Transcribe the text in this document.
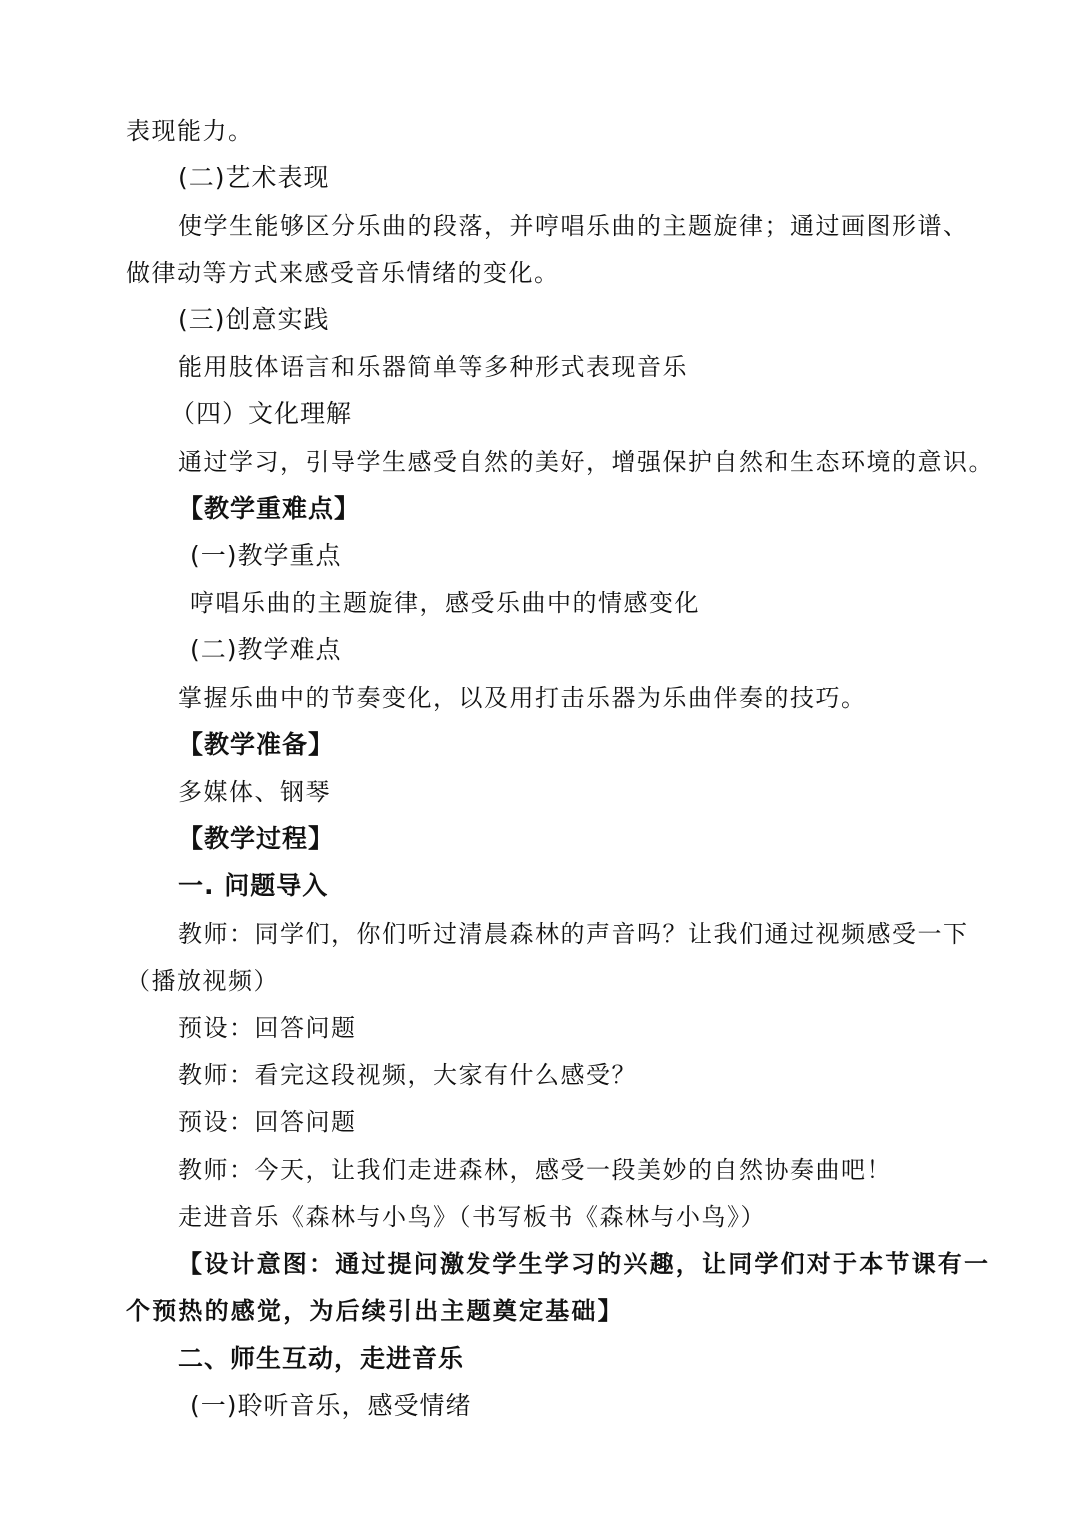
表现能力。
(二)艺术表现
使学生能够区分乐曲的段落，并哼唱乐曲的主题旋律；通过画图形谱、
做律动等方式来感受音乐情绪的变化。
(三)创意实践
能用肢体语言和乐器简单等多种形式表现音乐
（四）文化理解
通过学习，引导学生感受自然的美好，增强保护自然和生态环境的意识。
【教学重难点】
(一)教学重点
哼唱乐曲的主题旋律，感受乐曲中的情感变化
(二)教学难点
掌握乐曲中的节奏变化，以及用打击乐器为乐曲伴奏的技巧。
【教学准备】
多媒体、钢琴
【教学过程】
一. 问题导入
教师：同学们，你们听过清晨森林的声音吗？让我们通过视频感受一下
（播放视频）
预设：回答问题
教师：看完这段视频，大家有什么感受？
预设：回答问题
教师：今天，让我们走进森林，感受一段美妙的自然协奏曲吧！
走进音乐《森林与小鸟》（书写板书《森林与小鸟》）
【设计意图：通过提问激发学生学习的兴趣，让同学们对于本节课有一
个预热的感觉，为后续引出主题奠定基础】
二、师生互动，走进音乐
(一)聆听音乐，感受情绪
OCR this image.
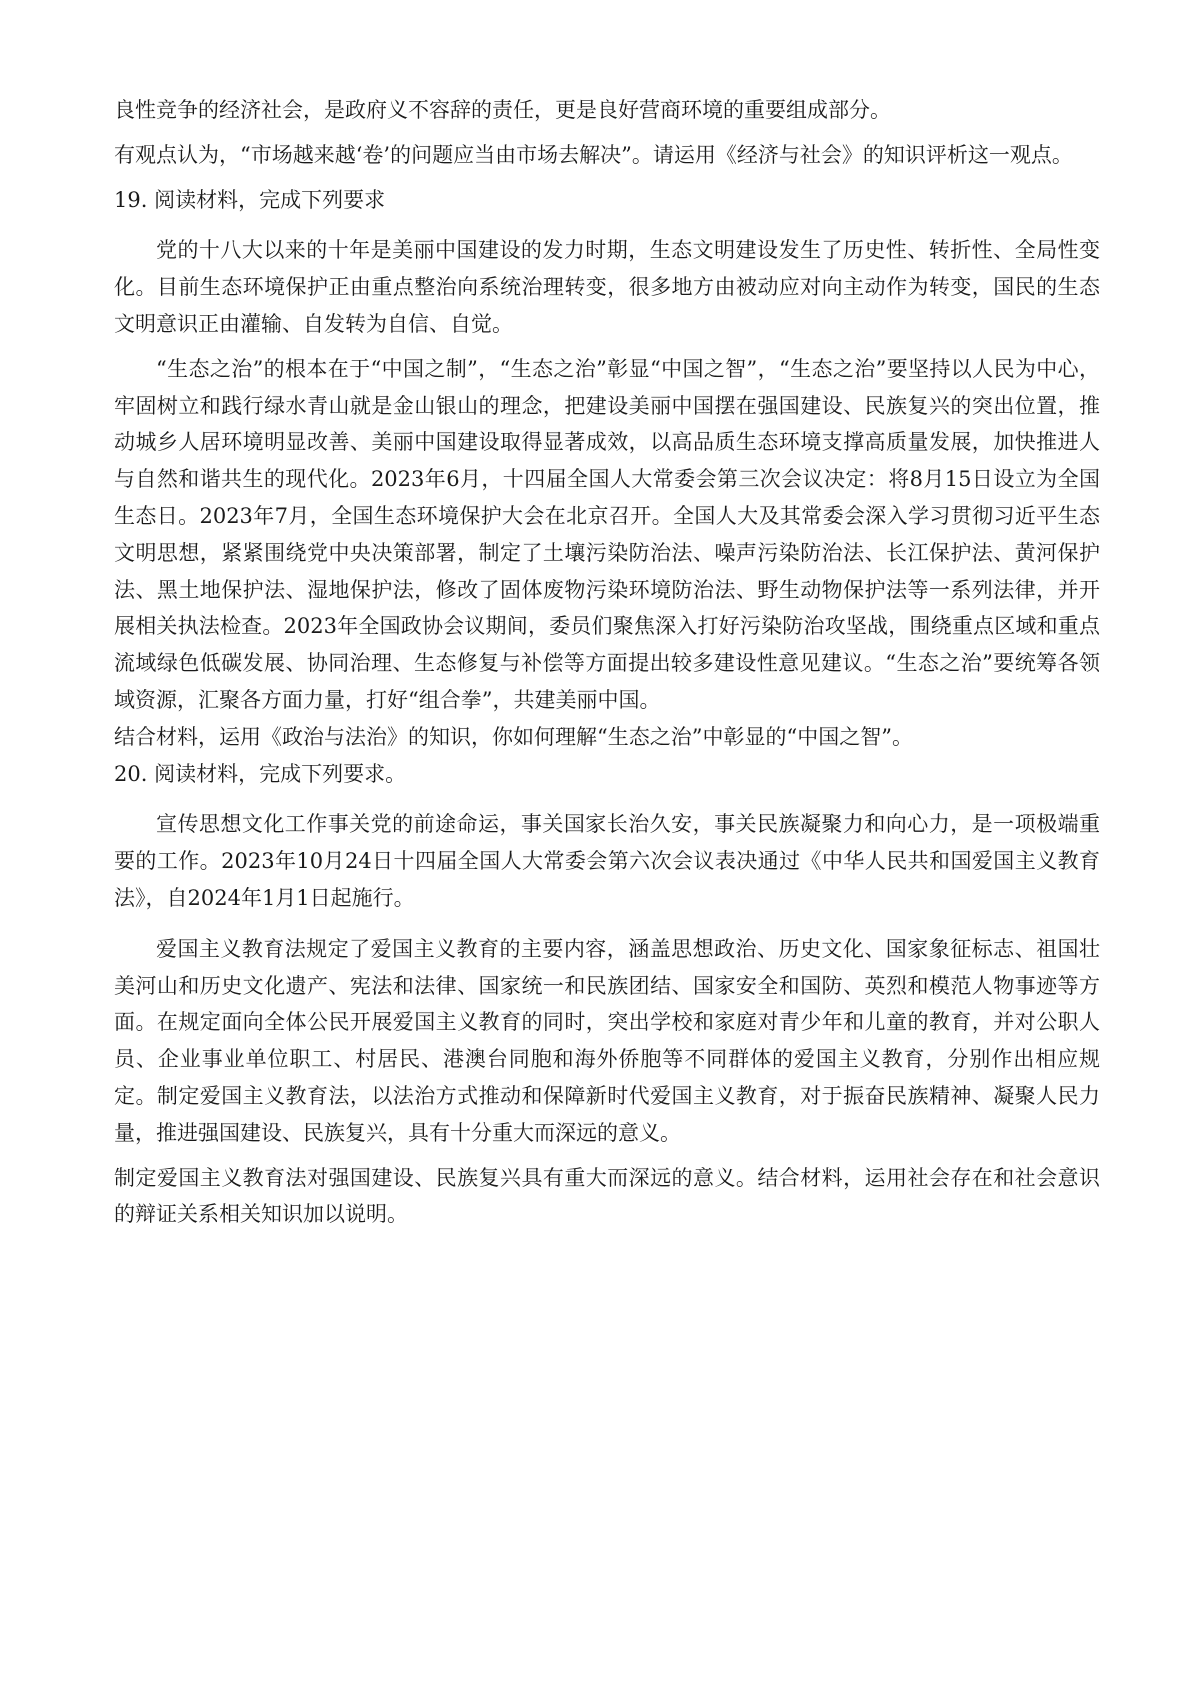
良性竞争的经济社会，是政府义不容辞的责任，更是良好营商环境的重要组成部分。

有观点认为，“市场越来越‘卷’的问题应当由市场去解决”。请运用《经济与社会》的知识评析这一观点。

19. 阅读材料，完成下列要求

党的十八大以来的十年是美丽中国建设的发力时期，生态文明建设发生了历史性、转折性、全局性变化。目前生态环境保护正由重点整治向系统治理转变，很多地方由被动应对向主动作为转变，国民的生态文明意识正由灌输、自发转为自信、自觉。

“生态之治”的根本在于“中国之制”，“生态之治”彰显“中国之智”，“生态之治”要坚持以人民为中心，牢固树立和践行绿水青山就是金山银山的理念，把建设美丽中国摆在强国建设、民族复兴的突出位置，推动城乡人居环境明显改善、美丽中国建设取得显著成效，以高品质生态环境支撑高质量发展，加快推进人与自然和谐共生的现代化。2023年6月，十四届全国人大常委会第三次会议决定：将8月15日设立为全国生态日。2023年7月，全国生态环境保护大会在北京召开。全国人大及其常委会深入学习贯彻习近平生态文明思想，紧紧围绕党中央决策部署，制定了土壤污染防治法、噪声污染防治法、长江保护法、黄河保护法、黑土地保护法、湿地保护法，修改了固体废物污染环境防治法、野生动物保护法等一系列法律，并开展相关执法检查。2023年全国政协会议期间，委员们聚焦深入打好污染防治攻坚战，围绕重点区域和重点流域绿色低碳发展、协同治理、生态修复与补偿等方面提出较多建设性意见建议。“生态之治”要统筹各领域资源，汇聚各方面力量，打好“组合拳”，共建美丽中国。

结合材料，运用《政治与法治》的知识，你如何理解“生态之治”中彰显的“中国之智”。

20. 阅读材料，完成下列要求。

宣传思想文化工作事关党的前途命运，事关国家长治久安，事关民族凝聚力和向心力，是一项极端重要的工作。2023年10月24日十四届全国人大常委会第六次会议表决通过《中华人民共和国爱国主义教育法》，自2024年1月1日起施行。

爱国主义教育法规定了爱国主义教育的主要内容，涵盖思想政治、历史文化、国家象征标志、祖国壮美河山和历史文化遗产、宪法和法律、国家统一和民族团结、国家安全和国防、英烈和模范人物事迹等方面。在规定面向全体公民开展爱国主义教育的同时，突出学校和家庭对青少年和儿童的教育，并对公职人员、企业事业单位职工、村居民、港澳台同胞和海外侨胞等不同群体的爱国主义教育，分别作出相应规定。制定爱国主义教育法，以法治方式推动和保障新时代爱国主义教育，对于振奋民族精神、凝聚人民力量，推进强国建设、民族复兴，具有十分重大而深远的意义。

制定爱国主义教育法对强国建设、民族复兴具有重大而深远的意义。结合材料，运用社会存在和社会意识的辩证关系相关知识加以说明。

- - -

**Goal of the exercise**
Take the lines from the one containing "OCR this image." through the final line of the listing above and print them exactly, including both ends but no pictures.

**Solved exercise**
OCR this image.
良性竞争的经济社会，是政府义不容辞的责任，更是良好营商环境的重要组成部分。

有观点认为，“市场越来越‘卷’的问题应当由市场去解决”。请运用《经济与社会》的知识评析这一观点。

19. 阅读材料，完成下列要求

党的十八大以来的十年是美丽中国建设的发力时期，生态文明建设发生了历史性、转折性、全局性变化。目前生态环境保护正由重点整治向系统治理转变，很多地方由被动应对向主动作为转变，国民的生态文明意识正由灌输、自发转为自信、自觉。

“生态之治”的根本在于“中国之制”，“生态之治”彰显“中国之智”，“生态之治”要坚持以人民为中心，牢固树立和践行绿水青山就是金山银山的理念，把建设美丽中国摆在强国建设、民族复兴的突出位置，推动城乡人居环境明显改善、美丽中国建设取得显著成效，以高品质生态环境支撑高质量发展，加快推进人与自然和谐共生的现代化。2023年6月，十四届全国人大常委会第三次会议决定：将8月15日设立为全国生态日。2023年7月，全国生态环境保护大会在北京召开。全国人大及其常委会深入学习贯彻习近平生态文明思想，紧紧围绕党中央决策部署，制定了土壤污染防治法、噪声污染防治法、长江保护法、黄河保护法、黑土地保护法、湿地保护法，修改了固体废物污染环境防治法、野生动物保护法等一系列法律，并开展相关执法检查。2023年全国政协会议期间，委员们聚焦深入打好污染防治攻坚战，围绕重点区域和重点流域绿色低碳发展、协同治理、生态修复与补偿等方面提出较多建设性意见建议。“生态之治”要统筹各领域资源，汇聚各方面力量，打好“组合拳”，共建美丽中国。

结合材料，运用《政治与法治》的知识，你如何理解“生态之治”中彰显的“中国之智”。

20. 阅读材料，完成下列要求。

宣传思想文化工作事关党的前途命运，事关国家长治久安，事关民族凝聚力和向心力，是一项极端重要的工作。2023年10月24日十四届全国人大常委会第六次会议表决通过《中华人民共和国爱国主义教育法》，自2024年1月1日起施行。

爱国主义教育法规定了爱国主义教育的主要内容，涵盖思想政治、历史文化、国家象征标志、祖国壮美河山和历史文化遗产、宪法和法律、国家统一和民族团结、国家安全和国防、英烈和模范人物事迹等方面。在规定面向全体公民开展爱国主义教育的同时，突出学校和家庭对青少年和儿童的教育，并对公职人员、企业事业单位职工、村居民、港澳台同胞和海外侨胞等不同群体的爱国主义教育，分别作出相应规定。制定爱国主义教育法，以法治方式推动和保障新时代爱国主义教育，对于振奋民族精神、凝聚人民力量，推进强国建设、民族复兴，具有十分重大而深远的意义。

制定爱国主义教育法对强国建设、民族复兴具有重大而深远的意义。结合材料，运用社会存在和社会意识的辩证关系相关知识加以说明。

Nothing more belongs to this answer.